━━ Record set

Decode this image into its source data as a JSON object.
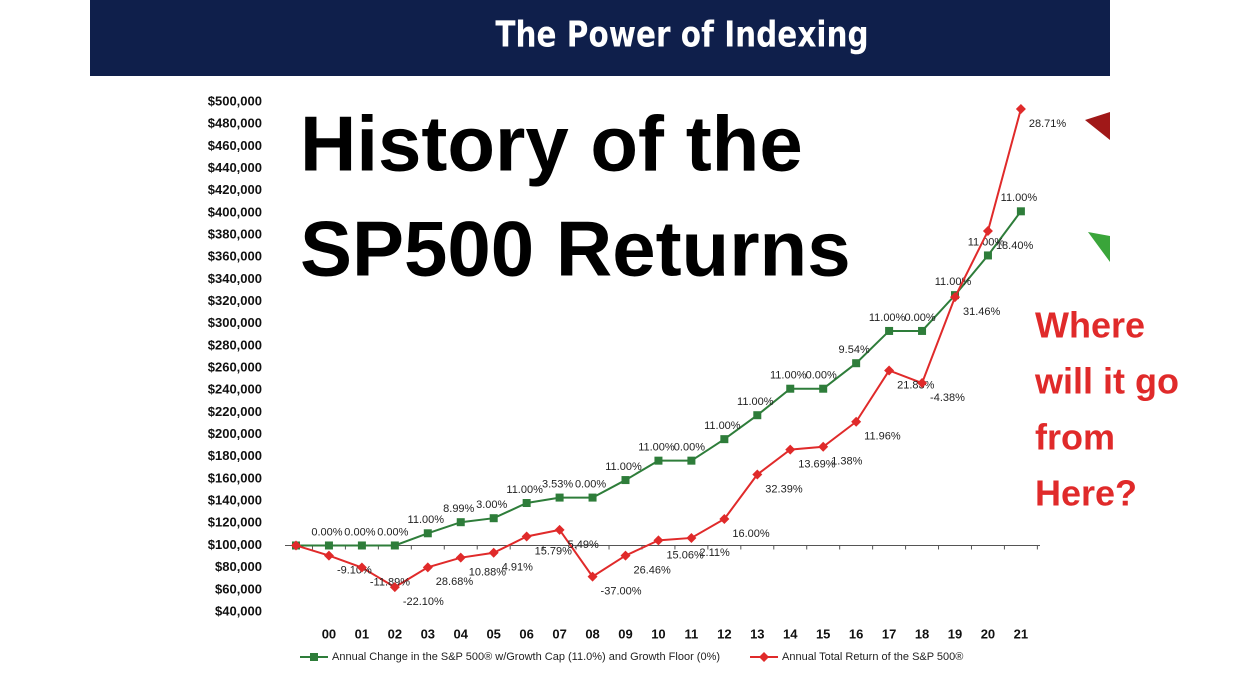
{
  "chart_data": {
    "type": "line",
    "title": "The Power of Indexing",
    "headline": [
      "History of the",
      "SP500 Returns"
    ],
    "callout": [
      "Where",
      "will it go",
      "from",
      "Here?"
    ],
    "categories": [
      null,
      "00",
      "01",
      "02",
      "03",
      "04",
      "05",
      "06",
      "07",
      "08",
      "09",
      "10",
      "11",
      "12",
      "13",
      "14",
      "15",
      "16",
      "17",
      "18",
      "19",
      "20",
      "21"
    ],
    "series": [
      {
        "name": "Annual Change in the S&P 500® w/Growth Cap (11.0%) and Growth Floor (0%)",
        "color": "#2e7d3a",
        "marker": "square",
        "values": [
          100000,
          100000,
          100000,
          100000,
          111000,
          121000,
          124600,
          138300,
          143200,
          143200,
          159000,
          176500,
          176500,
          195900,
          217500,
          241400,
          241400,
          264400,
          293500,
          293500,
          325800,
          361600,
          401400
        ],
        "point_labels": [
          null,
          "0.00%",
          "0.00%",
          "0.00%",
          "11.00%",
          "8.99%",
          "3.00%",
          "11.00%",
          "3.53%",
          "0.00%",
          "11.00%",
          "11.00%",
          "0.00%",
          "11.00%",
          "11.00%",
          "11.00%",
          "0.00%",
          "9.54%",
          "11.00%",
          "0.00%",
          "11.00%",
          "11.00%",
          "11.00%"
        ]
      },
      {
        "name": "Annual Total Return of the S&P 500®",
        "color": "#e02a2a",
        "marker": "diamond",
        "values": [
          100000,
          90900,
          80100,
          62400,
          80300,
          89000,
          93400,
          108100,
          114100,
          71900,
          90900,
          104600,
          106800,
          123900,
          164000,
          186500,
          189000,
          211600,
          257800,
          246500,
          324000,
          383600,
          493700
        ],
        "point_labels": [
          null,
          "-9.10%",
          "-11.89%",
          "-22.10%",
          "28.68%",
          "10.88%",
          "4.91%",
          "15.79%",
          "5.49%",
          "-37.00%",
          "26.46%",
          "15.06%",
          "2.11%",
          "16.00%",
          "32.39%",
          "13.69%",
          "1.38%",
          "11.96%",
          "21.83%",
          "-4.38%",
          "31.46%",
          "18.40%",
          "28.71%"
        ]
      }
    ],
    "ylim": [
      40000,
      500000
    ],
    "yticks": [
      {
        "value": 40000,
        "label": "$40,000"
      },
      {
        "value": 60000,
        "label": "$60,000"
      },
      {
        "value": 80000,
        "label": "$80,000"
      },
      {
        "value": 100000,
        "label": "$100,000"
      },
      {
        "value": 120000,
        "label": "$120,000"
      },
      {
        "value": 140000,
        "label": "$140,000"
      },
      {
        "value": 160000,
        "label": "$160,000"
      },
      {
        "value": 180000,
        "label": "$180,000"
      },
      {
        "value": 200000,
        "label": "$200,000"
      },
      {
        "value": 220000,
        "label": "$220,000"
      },
      {
        "value": 240000,
        "label": "$240,000"
      },
      {
        "value": 260000,
        "label": "$260,000"
      },
      {
        "value": 280000,
        "label": "$280,000"
      },
      {
        "value": 300000,
        "label": "$300,000"
      },
      {
        "value": 320000,
        "label": "$320,000"
      },
      {
        "value": 340000,
        "label": "$340,000"
      },
      {
        "value": 360000,
        "label": "$360,000"
      },
      {
        "value": 380000,
        "label": "$380,000"
      },
      {
        "value": 400000,
        "label": "$400,000"
      },
      {
        "value": 420000,
        "label": "$420,000"
      },
      {
        "value": 440000,
        "label": "$440,000"
      },
      {
        "value": 460000,
        "label": "$460,000"
      },
      {
        "value": 480000,
        "label": "$480,000"
      },
      {
        "value": 500000,
        "label": "$500,000"
      }
    ],
    "baseline": 100000,
    "legend": "bottom"
  }
}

━━━━

## Problem details
Look through the entries above. Extract each line with the word "name".

## Exercise solution
        "name": "Annual Change in the S&P 500® w/Growth Cap (11.0%) and Growth Floor (0%)",
        "name": "Annual Total Return of the S&P 500®",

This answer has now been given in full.